DIRECTIONS
Write out the data again exactly, skipping every picture.

TASK INPUTS
__________________________________________________

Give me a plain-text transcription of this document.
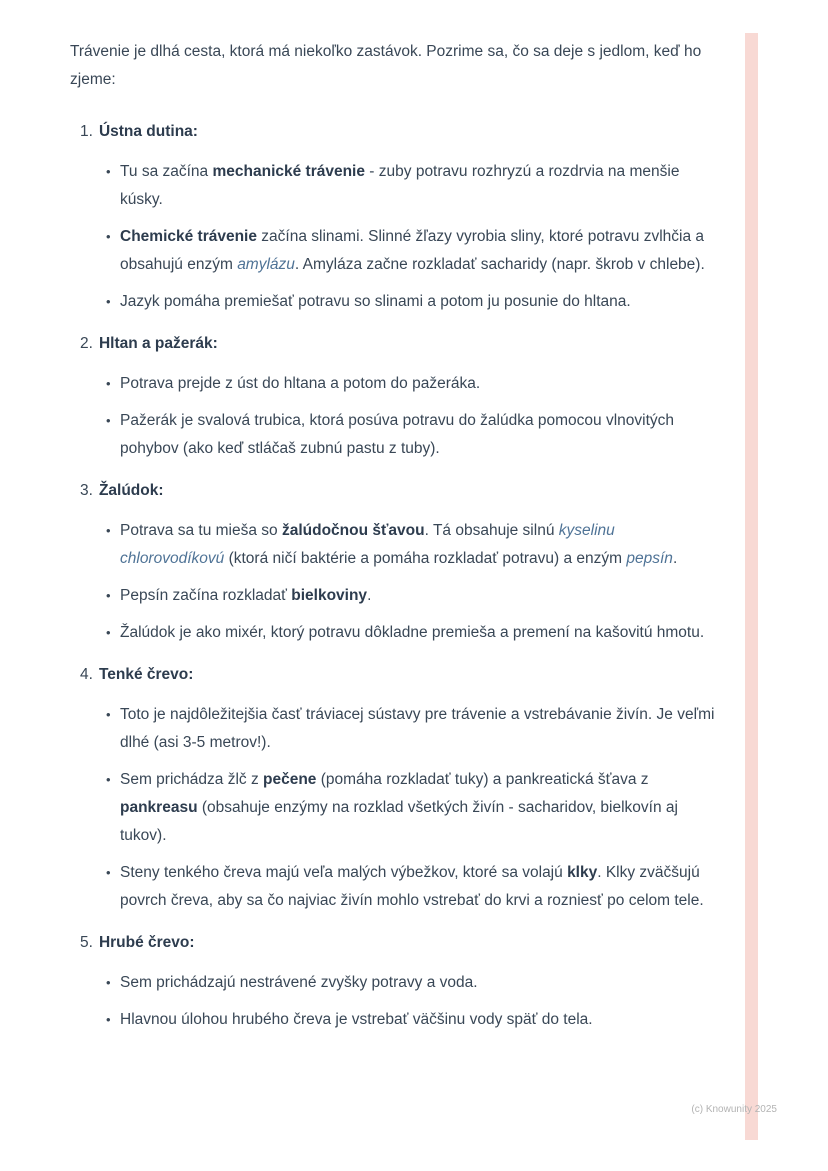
Trávenie je dlhá cesta, ktorá má niekoľko zastávok. Pozrime sa, čo sa deje s jedlom, keď ho zjeme:

1. Ústna dutina:
• Tu sa začína mechanické trávenie - zuby potravu rozhryzú a rozdrvia na menšie kúsky.
• Chemické trávenie začína slinami. Slinné žľazy vyrobia sliny, ktoré potravu zvlhčia a obsahujú enzým amylázu. Amyláza začne rozkladať sacharidy (napr. škrob v chlebe).
• Jazyk pomáha premiešať potravu so slinami a potom ju posunie do hltana.
2. Hltan a pažerák:
• Potrava prejde z úst do hltana a potom do pažeráka.
• Pažerák je svalová trubica, ktorá posúva potravu do žalúdka pomocou vlnovitých pohybov (ako keď stláčaš zubnú pastu z tuby).
3. Žalúdok:
• Potrava sa tu mieša so žalúdočnou šťavou. Tá obsahuje silnú kyselinu chlorovodíkovú (ktorá ničí baktérie a pomáha rozkladať potravu) a enzým pepsín.
• Pepsín začína rozkladať bielkoviny.
• Žalúdok je ako mixér, ktorý potravu dôkladne premieša a premení na kašovitú hmotu.
4. Tenké črevo:
• Toto je najdôležitejšia časť tráviacej sústavy pre trávenie a vstrebávanie živín. Je veľmi dlhé (asi 3-5 metrov!).
• Sem prichádza žlč z pečene (pomáha rozkladať tuky) a pankreatická šťava z pankreasu (obsahuje enzýmy na rozklad všetkých živín - sacharidov, bielkovín aj tukov).
• Steny tenkého čreva majú veľa malých výbežkov, ktoré sa volajú klky. Klky zväčšujú povrch čreva, aby sa čo najviac živín mohlo vstrebať do krvi a rozniesť po celom tele.
5. Hrubé črevo:
• Sem prichádzajú nestrávené zvyšky potravy a voda.
• Hlavnou úlohou hrubého čreva je vstrebať väčšinu vody späť do tela.
(c) Knowunity 2025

__________________________________________________

WRITTEN RESPONSE
Give me a plain-text transcription of this document.
Trávenie je dlhá cesta, ktorá má niekoľko zastávok. Pozrime sa, čo sa deje s jedlom, keď ho zjeme:

1. Ústna dutina:
• Tu sa začína mechanické trávenie - zuby potravu rozhryzú a rozdrvia na menšie kúsky.
• Chemické trávenie začína slinami. Slinné žľazy vyrobia sliny, ktoré potravu zvlhčia a obsahujú enzým amylázu. Amyláza začne rozkladať sacharidy (napr. škrob v chlebe).
• Jazyk pomáha premiešať potravu so slinami a potom ju posunie do hltana.
2. Hltan a pažerák:
• Potrava prejde z úst do hltana a potom do pažeráka.
• Pažerák je svalová trubica, ktorá posúva potravu do žalúdka pomocou vlnovitých pohybov (ako keď stláčaš zubnú pastu z tuby).
3. Žalúdok:
• Potrava sa tu mieša so žalúdočnou šťavou. Tá obsahuje silnú kyselinu chlorovodíkovú (ktorá ničí baktérie a pomáha rozkladať potravu) a enzým pepsín.
• Pepsín začína rozkladať bielkoviny.
• Žalúdok je ako mixér, ktorý potravu dôkladne premieša a premení na kašovitú hmotu.
4. Tenké črevo:
• Toto je najdôležitejšia časť tráviacej sústavy pre trávenie a vstrebávanie živín. Je veľmi dlhé (asi 3-5 metrov!).
• Sem prichádza žlč z pečene (pomáha rozkladať tuky) a pankreatická šťava z pankreasu (obsahuje enzýmy na rozklad všetkých živín - sacharidov, bielkovín aj tukov).
• Steny tenkého čreva majú veľa malých výbežkov, ktoré sa volajú klky. Klky zväčšujú povrch čreva, aby sa čo najviac živín mohlo vstrebať do krvi a rozniesť po celom tele.
5. Hrubé črevo:
• Sem prichádzajú nestrávené zvyšky potravy a voda.
• Hlavnou úlohou hrubého čreva je vstrebať väčšinu vody späť do tela.
(c) Knowunity 2025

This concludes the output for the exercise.